(Collection entries)
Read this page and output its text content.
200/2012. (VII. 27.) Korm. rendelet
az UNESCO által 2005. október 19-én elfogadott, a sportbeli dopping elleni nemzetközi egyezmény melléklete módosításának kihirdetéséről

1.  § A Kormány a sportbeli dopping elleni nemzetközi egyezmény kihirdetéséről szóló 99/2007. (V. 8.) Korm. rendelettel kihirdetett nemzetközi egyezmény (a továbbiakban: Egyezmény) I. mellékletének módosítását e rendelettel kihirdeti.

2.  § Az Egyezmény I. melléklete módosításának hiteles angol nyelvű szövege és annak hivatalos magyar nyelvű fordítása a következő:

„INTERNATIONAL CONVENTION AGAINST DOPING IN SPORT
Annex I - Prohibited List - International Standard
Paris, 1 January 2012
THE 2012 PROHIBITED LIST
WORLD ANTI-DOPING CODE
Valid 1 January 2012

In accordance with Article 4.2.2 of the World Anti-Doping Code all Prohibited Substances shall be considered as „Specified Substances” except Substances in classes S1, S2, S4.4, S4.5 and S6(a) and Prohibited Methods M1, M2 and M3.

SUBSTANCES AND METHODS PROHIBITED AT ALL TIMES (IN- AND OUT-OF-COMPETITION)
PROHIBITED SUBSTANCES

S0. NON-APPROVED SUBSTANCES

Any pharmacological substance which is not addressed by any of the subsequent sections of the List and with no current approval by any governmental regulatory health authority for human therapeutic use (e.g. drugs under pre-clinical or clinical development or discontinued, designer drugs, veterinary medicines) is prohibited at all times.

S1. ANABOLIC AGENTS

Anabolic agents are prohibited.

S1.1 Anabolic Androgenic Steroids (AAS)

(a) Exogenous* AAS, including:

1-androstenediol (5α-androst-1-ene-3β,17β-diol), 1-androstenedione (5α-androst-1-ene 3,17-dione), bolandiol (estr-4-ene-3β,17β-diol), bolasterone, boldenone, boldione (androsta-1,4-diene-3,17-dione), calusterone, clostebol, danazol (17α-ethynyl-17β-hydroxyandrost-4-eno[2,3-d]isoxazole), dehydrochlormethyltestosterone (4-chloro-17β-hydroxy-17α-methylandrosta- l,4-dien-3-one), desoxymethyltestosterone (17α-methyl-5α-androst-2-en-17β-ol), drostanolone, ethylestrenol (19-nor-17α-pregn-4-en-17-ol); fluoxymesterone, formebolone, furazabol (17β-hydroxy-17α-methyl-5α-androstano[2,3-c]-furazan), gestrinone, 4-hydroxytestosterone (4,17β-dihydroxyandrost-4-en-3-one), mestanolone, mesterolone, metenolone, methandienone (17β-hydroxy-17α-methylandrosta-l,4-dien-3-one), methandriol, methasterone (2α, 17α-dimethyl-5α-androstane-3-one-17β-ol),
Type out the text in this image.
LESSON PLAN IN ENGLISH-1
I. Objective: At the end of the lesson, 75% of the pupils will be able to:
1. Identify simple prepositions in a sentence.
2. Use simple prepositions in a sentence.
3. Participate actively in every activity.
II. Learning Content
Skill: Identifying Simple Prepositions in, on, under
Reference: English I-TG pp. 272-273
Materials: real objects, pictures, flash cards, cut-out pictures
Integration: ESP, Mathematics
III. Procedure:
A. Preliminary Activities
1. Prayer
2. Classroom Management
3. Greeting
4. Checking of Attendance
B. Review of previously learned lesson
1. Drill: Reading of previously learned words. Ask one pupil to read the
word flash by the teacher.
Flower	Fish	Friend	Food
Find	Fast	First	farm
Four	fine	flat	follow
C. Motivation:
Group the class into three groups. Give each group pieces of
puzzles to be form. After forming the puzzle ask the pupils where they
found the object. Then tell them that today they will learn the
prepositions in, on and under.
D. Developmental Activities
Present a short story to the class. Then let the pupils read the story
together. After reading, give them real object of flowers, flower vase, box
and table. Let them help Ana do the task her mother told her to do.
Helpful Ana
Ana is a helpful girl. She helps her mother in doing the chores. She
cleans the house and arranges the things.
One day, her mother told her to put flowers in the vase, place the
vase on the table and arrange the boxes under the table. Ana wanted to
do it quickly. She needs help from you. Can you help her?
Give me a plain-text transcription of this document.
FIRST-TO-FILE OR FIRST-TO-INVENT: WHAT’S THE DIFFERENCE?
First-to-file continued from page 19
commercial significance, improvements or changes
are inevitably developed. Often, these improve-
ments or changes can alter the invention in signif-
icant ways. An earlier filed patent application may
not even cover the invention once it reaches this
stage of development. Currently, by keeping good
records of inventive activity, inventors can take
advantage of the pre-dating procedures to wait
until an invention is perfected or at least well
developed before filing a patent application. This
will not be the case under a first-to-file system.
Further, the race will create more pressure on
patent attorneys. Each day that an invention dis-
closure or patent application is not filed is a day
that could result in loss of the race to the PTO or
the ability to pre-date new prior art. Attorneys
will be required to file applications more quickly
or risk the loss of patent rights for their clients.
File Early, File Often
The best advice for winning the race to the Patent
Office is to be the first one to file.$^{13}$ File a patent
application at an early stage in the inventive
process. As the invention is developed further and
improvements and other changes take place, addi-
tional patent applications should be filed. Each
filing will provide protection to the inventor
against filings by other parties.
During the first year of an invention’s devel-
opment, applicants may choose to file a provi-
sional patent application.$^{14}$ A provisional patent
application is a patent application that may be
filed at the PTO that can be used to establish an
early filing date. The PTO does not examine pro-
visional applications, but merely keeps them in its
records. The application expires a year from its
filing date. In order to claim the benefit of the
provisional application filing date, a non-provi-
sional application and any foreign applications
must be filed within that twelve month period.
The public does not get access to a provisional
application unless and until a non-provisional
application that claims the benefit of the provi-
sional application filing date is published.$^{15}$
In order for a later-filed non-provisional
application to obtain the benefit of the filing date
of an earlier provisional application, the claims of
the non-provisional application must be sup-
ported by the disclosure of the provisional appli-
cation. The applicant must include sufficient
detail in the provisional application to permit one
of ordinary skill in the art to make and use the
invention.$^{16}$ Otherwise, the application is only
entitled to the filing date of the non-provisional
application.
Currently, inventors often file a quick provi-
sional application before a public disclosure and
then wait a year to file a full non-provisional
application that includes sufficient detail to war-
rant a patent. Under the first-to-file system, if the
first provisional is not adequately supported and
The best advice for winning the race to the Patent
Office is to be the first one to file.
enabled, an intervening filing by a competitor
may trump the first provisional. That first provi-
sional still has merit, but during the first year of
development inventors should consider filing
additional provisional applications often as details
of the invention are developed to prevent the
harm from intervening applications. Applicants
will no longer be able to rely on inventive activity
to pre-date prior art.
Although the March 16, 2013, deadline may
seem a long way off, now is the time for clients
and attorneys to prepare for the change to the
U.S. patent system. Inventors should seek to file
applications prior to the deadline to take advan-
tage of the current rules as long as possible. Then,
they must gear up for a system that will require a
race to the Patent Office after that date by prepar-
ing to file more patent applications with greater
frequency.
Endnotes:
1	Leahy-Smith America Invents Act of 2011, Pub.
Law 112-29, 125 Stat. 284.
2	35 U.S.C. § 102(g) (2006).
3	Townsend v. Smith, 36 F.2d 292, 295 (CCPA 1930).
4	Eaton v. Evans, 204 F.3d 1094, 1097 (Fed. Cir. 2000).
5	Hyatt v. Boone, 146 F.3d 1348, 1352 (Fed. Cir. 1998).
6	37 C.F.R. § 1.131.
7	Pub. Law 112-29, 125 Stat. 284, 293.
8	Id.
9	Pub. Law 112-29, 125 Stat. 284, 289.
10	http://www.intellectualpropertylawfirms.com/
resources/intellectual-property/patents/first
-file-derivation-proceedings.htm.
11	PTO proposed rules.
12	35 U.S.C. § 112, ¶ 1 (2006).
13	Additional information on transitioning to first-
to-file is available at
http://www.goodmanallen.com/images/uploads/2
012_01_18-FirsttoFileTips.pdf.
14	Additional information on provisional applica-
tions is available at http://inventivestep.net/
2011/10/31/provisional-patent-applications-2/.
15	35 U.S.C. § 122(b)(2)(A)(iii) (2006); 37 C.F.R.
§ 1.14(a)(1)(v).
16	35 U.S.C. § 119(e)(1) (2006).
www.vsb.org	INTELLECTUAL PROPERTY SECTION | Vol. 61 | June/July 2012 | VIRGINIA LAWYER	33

# What is asked
Copy every line of the data that holds the string "order".

# Reply
filing date. In order to claim the benefit of the
In order for a later-filed non-provisional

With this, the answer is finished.